Transcribe the entries exactly; images are not part of the copy.

----- Data

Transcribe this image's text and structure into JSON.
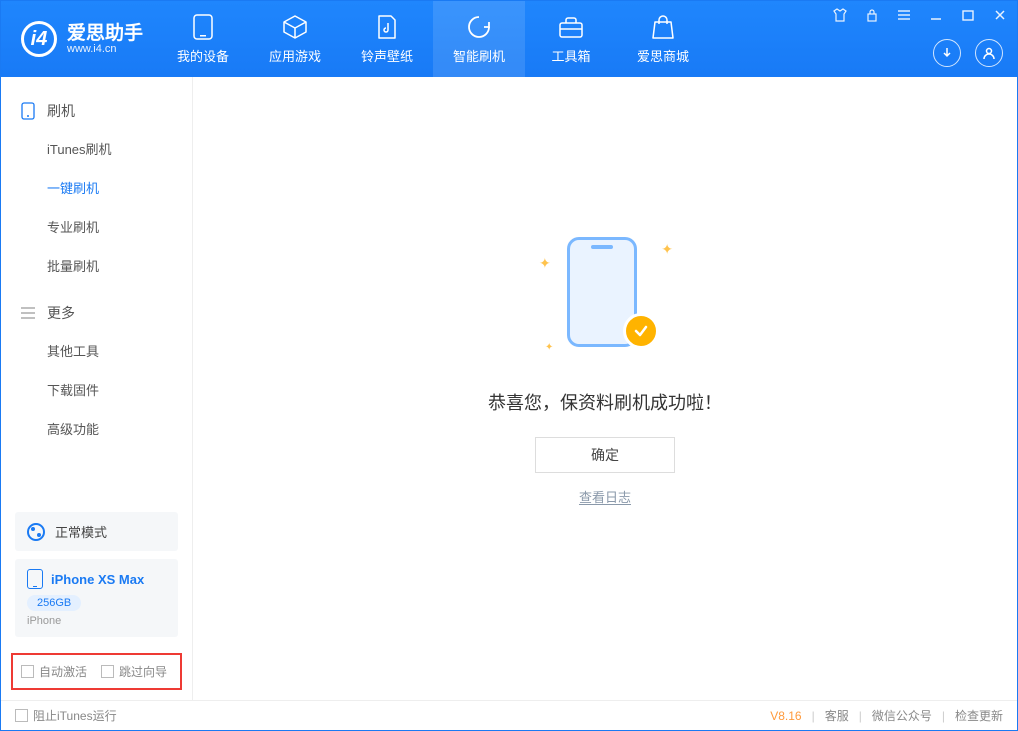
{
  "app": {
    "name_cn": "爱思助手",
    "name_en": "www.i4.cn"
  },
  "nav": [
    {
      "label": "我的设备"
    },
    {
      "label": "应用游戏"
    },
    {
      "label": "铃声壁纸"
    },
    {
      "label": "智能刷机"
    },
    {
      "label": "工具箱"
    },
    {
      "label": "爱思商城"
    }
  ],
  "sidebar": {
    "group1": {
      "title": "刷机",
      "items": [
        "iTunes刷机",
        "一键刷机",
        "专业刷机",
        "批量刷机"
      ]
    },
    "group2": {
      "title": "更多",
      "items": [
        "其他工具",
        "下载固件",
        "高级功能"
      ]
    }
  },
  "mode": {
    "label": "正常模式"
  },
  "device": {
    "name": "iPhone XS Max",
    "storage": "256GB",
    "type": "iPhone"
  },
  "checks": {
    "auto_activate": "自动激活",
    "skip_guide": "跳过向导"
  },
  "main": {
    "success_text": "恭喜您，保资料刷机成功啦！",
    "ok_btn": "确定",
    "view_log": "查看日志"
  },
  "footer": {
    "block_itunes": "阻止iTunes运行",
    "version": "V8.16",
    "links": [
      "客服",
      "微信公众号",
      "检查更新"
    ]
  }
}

----------

The response
Transcribe this image's text and structure into JSON.
{
  "app": {
    "name_cn": "爱思助手",
    "name_en": "www.i4.cn"
  },
  "nav": [
    {
      "label": "我的设备"
    },
    {
      "label": "应用游戏"
    },
    {
      "label": "铃声壁纸"
    },
    {
      "label": "智能刷机"
    },
    {
      "label": "工具箱"
    },
    {
      "label": "爱思商城"
    }
  ],
  "sidebar": {
    "group1": {
      "title": "刷机",
      "items": [
        "iTunes刷机",
        "一键刷机",
        "专业刷机",
        "批量刷机"
      ]
    },
    "group2": {
      "title": "更多",
      "items": [
        "其他工具",
        "下载固件",
        "高级功能"
      ]
    }
  },
  "mode": {
    "label": "正常模式"
  },
  "device": {
    "name": "iPhone XS Max",
    "storage": "256GB",
    "type": "iPhone"
  },
  "checks": {
    "auto_activate": "自动激活",
    "skip_guide": "跳过向导"
  },
  "main": {
    "success_text": "恭喜您，保资料刷机成功啦！",
    "ok_btn": "确定",
    "view_log": "查看日志"
  },
  "footer": {
    "block_itunes": "阻止iTunes运行",
    "version": "V8.16",
    "links": [
      "客服",
      "微信公众号",
      "检查更新"
    ]
  }
}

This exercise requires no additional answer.